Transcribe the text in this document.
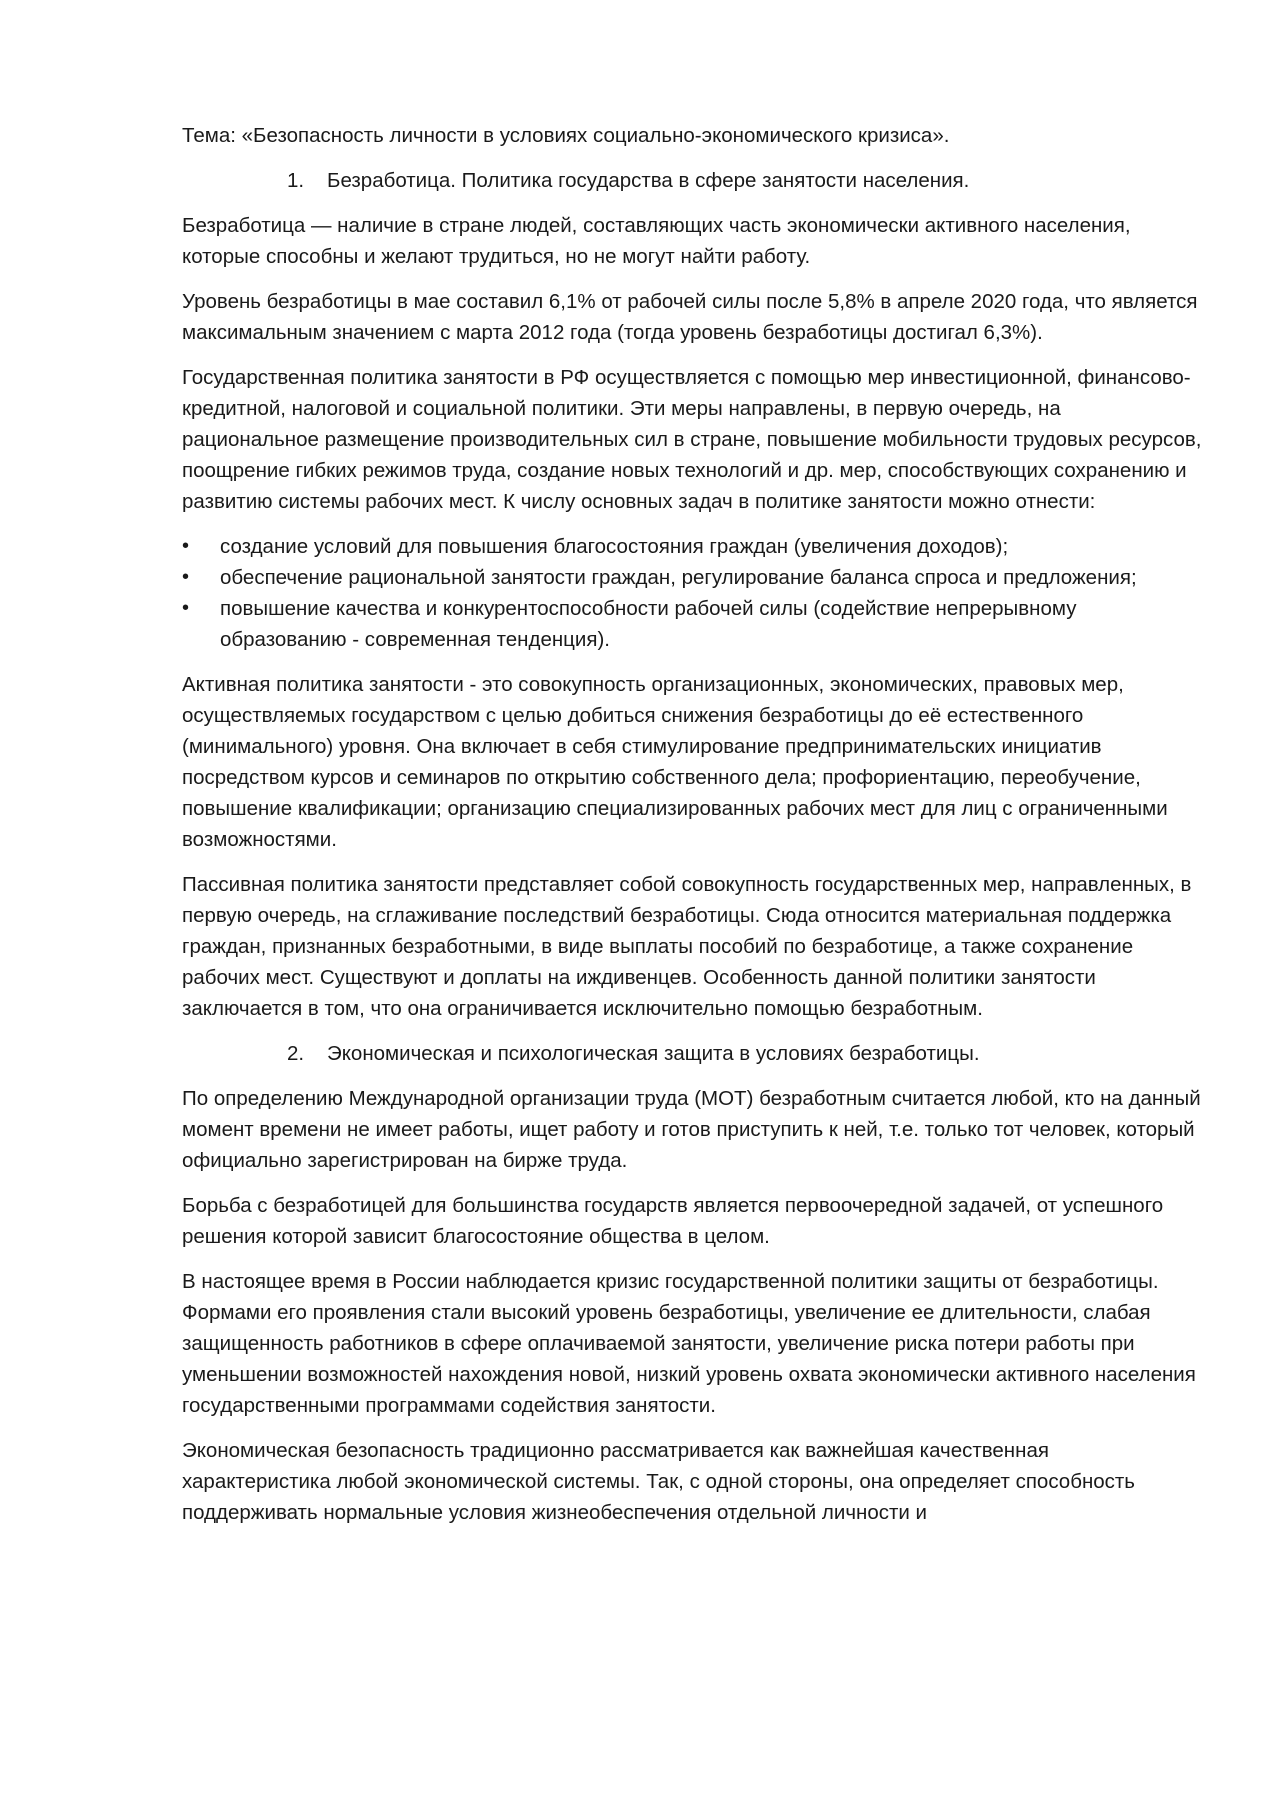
Тема: «Безопасность личности в условиях социально-экономического кризиса».

1. Безработица. Политика государства в сфере занятости населения.

Безработица — наличие в стране людей, составляющих часть экономически активного населения, которые способны и желают трудиться, но не могут найти работу.

Уровень безработицы в мае составил 6,1% от рабочей силы после 5,8% в апреле 2020 года, что является максимальным значением с марта 2012 года (тогда уровень безработицы достигал 6,3%).

Государственная политика занятости в РФ осуществляется с помощью мер инвестиционной, финансово-кредитной, налоговой и социальной политики. Эти меры направлены, в первую очередь, на рациональное размещение производительных сил в стране, повышение мобильности трудовых ресурсов, поощрение гибких режимов труда, создание новых технологий и др. мер, способствующих сохранению и развитию системы рабочих мест. К числу основных задач в политике занятости можно отнести:

• создание условий для повышения благосостояния граждан (увеличения доходов);
• обеспечение рациональной занятости граждан, регулирование баланса спроса и предложения;
• повышение качества и конкурентоспособности рабочей силы (содействие непрерывному образованию - современная тенденция).

Активная политика занятости - это совокупность организационных, экономических, правовых мер, осуществляемых государством с целью добиться снижения безработицы до её естественного (минимального) уровня. Она включает в себя стимулирование предпринимательских инициатив посредством курсов и семинаров по открытию собственного дела; профориентацию, переобучение, повышение квалификации; организацию специализированных рабочих мест для лиц с ограниченными возможностями.

Пассивная политика занятости представляет собой совокупность государственных мер, направленных, в первую очередь, на сглаживание последствий безработицы. Сюда относится материальная поддержка граждан, признанных безработными, в виде выплаты пособий по безработице, а также сохранение рабочих мест. Существуют и доплаты на иждивенцев. Особенность данной политики занятости заключается в том, что она ограничивается исключительно помощью безработным.

2. Экономическая и психологическая защита в условиях безработицы.

По определению Международной организации труда (МОТ) безработным считается любой, кто на данный момент времени не имеет работы, ищет работу и готов приступить к ней, т.е. только тот человек, который официально зарегистрирован на бирже труда.

Борьба с безработицей для большинства государств является первоочередной задачей, от успешного решения которой зависит благосостояние общества в целом.

В настоящее время в России наблюдается кризис государственной политики защиты от безработицы. Формами его проявления стали высокий уровень безработицы, увеличение ее длительности, слабая защищенность работников в сфере оплачиваемой занятости, увеличение риска потери работы при уменьшении возможностей нахождения новой, низкий уровень охвата экономически активного населения государственными программами содействия занятости.

Экономическая безопасность традиционно рассматривается как важнейшая качественная характеристика любой экономической системы. Так, с одной стороны, она определяет способность поддерживать нормальные условия жизнеобеспечения отдельной личности и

----

### Directions for this task
Keep the pictures out and write out the records exactly.

### Task result
Transcribe the text in this document.
Тема: «Безопасность личности в условиях социально-экономического кризиса».

1. Безработица. Политика государства в сфере занятости населения.

Безработица — наличие в стране людей, составляющих часть экономически активного населения, которые способны и желают трудиться, но не могут найти работу.

Уровень безработицы в мае составил 6,1% от рабочей силы после 5,8% в апреле 2020 года, что является максимальным значением с марта 2012 года (тогда уровень безработицы достигал 6,3%).

Государственная политика занятости в РФ осуществляется с помощью мер инвестиционной, финансово-кредитной, налоговой и социальной политики. Эти меры направлены, в первую очередь, на рациональное размещение производительных сил в стране, повышение мобильности трудовых ресурсов, поощрение гибких режимов труда, создание новых технологий и др. мер, способствующих сохранению и развитию системы рабочих мест. К числу основных задач в политике занятости можно отнести:

• создание условий для повышения благосостояния граждан (увеличения доходов);
• обеспечение рациональной занятости граждан, регулирование баланса спроса и предложения;
• повышение качества и конкурентоспособности рабочей силы (содействие непрерывному образованию - современная тенденция).

Активная политика занятости - это совокупность организационных, экономических, правовых мер, осуществляемых государством с целью добиться снижения безработицы до её естественного (минимального) уровня. Она включает в себя стимулирование предпринимательских инициатив посредством курсов и семинаров по открытию собственного дела; профориентацию, переобучение, повышение квалификации; организацию специализированных рабочих мест для лиц с ограниченными возможностями.

Пассивная политика занятости представляет собой совокупность государственных мер, направленных, в первую очередь, на сглаживание последствий безработицы. Сюда относится материальная поддержка граждан, признанных безработными, в виде выплаты пособий по безработице, а также сохранение рабочих мест. Существуют и доплаты на иждивенцев. Особенность данной политики занятости заключается в том, что она ограничивается исключительно помощью безработным.

2. Экономическая и психологическая защита в условиях безработицы.

По определению Международной организации труда (МОТ) безработным считается любой, кто на данный момент времени не имеет работы, ищет работу и готов приступить к ней, т.е. только тот человек, который официально зарегистрирован на бирже труда.

Борьба с безработицей для большинства государств является первоочередной задачей, от успешного решения которой зависит благосостояние общества в целом.

В настоящее время в России наблюдается кризис государственной политики защиты от безработицы. Формами его проявления стали высокий уровень безработицы, увеличение ее длительности, слабая защищенность работников в сфере оплачиваемой занятости, увеличение риска потери работы при уменьшении возможностей нахождения новой, низкий уровень охвата экономически активного населения государственными программами содействия занятости.

Экономическая безопасность традиционно рассматривается как важнейшая качественная характеристика любой экономической системы. Так, с одной стороны, она определяет способность поддерживать нормальные условия жизнеобеспечения отдельной личности и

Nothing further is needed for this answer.